RECORDS SUPPLIED start

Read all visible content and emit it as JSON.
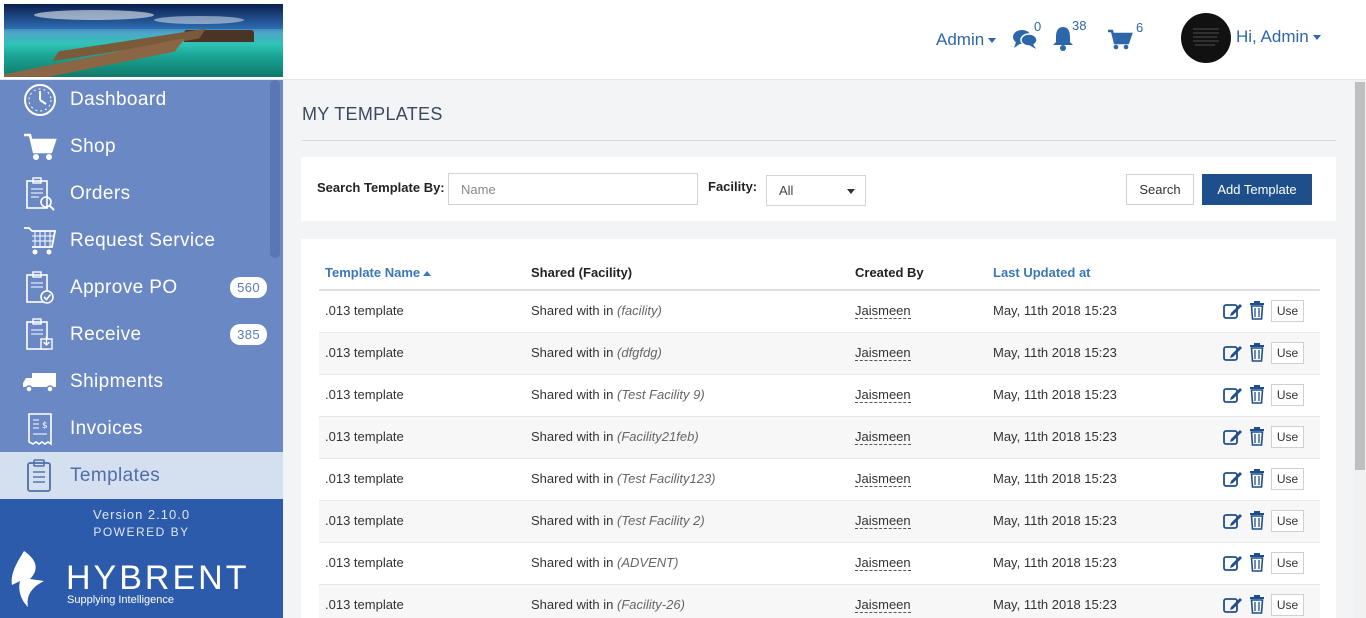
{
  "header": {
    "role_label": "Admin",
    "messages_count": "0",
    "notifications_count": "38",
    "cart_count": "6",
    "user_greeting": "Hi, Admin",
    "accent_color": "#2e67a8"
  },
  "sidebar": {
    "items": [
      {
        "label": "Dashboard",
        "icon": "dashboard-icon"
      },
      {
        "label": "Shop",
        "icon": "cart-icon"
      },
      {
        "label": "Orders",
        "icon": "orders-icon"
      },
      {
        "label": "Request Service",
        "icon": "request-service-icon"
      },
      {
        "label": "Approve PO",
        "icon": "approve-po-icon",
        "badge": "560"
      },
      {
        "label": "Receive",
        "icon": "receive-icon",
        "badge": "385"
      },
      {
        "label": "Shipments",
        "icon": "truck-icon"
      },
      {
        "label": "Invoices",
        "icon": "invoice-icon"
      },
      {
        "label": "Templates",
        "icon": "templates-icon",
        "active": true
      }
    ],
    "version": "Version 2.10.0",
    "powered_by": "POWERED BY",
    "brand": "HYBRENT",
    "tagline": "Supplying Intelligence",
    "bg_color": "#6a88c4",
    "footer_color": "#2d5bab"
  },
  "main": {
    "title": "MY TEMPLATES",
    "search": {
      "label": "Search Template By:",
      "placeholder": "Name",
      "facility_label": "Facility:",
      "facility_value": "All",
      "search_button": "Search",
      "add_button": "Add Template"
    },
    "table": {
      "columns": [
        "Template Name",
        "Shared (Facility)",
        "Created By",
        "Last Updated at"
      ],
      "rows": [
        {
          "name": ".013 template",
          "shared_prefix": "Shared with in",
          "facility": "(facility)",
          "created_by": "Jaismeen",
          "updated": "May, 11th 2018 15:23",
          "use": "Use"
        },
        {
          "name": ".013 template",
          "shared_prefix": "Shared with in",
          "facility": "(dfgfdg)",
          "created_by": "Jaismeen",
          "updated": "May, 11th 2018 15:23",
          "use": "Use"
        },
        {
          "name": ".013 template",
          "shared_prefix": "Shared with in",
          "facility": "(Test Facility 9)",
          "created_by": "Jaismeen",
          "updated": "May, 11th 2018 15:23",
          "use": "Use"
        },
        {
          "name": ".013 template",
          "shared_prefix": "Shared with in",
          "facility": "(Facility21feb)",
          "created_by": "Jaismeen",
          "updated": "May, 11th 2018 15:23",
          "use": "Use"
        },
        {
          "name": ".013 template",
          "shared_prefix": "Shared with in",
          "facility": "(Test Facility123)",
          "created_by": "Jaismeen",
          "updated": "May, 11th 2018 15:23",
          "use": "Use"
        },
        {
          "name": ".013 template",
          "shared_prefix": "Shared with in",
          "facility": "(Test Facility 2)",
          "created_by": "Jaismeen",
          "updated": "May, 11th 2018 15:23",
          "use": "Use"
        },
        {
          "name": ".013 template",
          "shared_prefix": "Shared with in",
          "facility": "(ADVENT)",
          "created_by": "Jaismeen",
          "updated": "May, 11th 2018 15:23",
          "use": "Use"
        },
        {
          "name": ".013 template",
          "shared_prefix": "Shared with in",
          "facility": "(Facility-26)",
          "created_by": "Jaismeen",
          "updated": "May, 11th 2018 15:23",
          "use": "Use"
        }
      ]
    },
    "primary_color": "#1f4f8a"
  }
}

RECORDS SUPPLIED end
RECORDS SUPPLIED start

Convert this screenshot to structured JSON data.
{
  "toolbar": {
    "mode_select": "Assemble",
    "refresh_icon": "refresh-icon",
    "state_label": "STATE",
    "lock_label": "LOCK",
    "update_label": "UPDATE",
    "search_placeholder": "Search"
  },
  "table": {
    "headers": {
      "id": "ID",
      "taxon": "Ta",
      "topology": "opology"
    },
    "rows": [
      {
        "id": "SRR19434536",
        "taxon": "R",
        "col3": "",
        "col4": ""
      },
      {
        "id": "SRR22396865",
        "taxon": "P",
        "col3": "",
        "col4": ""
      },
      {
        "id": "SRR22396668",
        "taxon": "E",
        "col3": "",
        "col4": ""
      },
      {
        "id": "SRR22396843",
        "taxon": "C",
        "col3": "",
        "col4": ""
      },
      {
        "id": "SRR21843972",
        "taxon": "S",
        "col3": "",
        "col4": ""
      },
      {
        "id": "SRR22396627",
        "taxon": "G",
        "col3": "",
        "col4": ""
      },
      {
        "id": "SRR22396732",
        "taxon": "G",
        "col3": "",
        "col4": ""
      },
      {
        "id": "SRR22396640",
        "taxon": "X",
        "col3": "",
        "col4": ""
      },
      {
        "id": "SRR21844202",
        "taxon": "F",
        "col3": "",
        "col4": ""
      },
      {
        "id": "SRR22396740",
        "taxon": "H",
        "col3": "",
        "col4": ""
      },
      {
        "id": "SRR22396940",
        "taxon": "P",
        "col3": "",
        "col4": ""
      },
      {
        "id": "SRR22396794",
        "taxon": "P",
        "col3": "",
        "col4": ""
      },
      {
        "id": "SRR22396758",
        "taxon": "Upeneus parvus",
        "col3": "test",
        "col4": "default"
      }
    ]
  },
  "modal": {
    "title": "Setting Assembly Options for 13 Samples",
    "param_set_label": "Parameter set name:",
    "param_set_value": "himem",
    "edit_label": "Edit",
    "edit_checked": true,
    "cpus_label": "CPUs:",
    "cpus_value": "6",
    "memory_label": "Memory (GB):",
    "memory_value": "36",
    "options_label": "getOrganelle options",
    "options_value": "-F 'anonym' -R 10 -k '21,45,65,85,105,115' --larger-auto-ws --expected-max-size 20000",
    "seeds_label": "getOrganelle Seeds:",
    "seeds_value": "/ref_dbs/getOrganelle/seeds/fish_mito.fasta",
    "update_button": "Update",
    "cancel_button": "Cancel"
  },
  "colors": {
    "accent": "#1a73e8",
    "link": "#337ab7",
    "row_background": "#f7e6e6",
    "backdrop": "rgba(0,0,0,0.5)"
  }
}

RECORDS SUPPLIED end

Count the lines in the entries that hold the word "Admin", and give nothing but the total.

SOLUTION FOR THIS EXERCISE: 2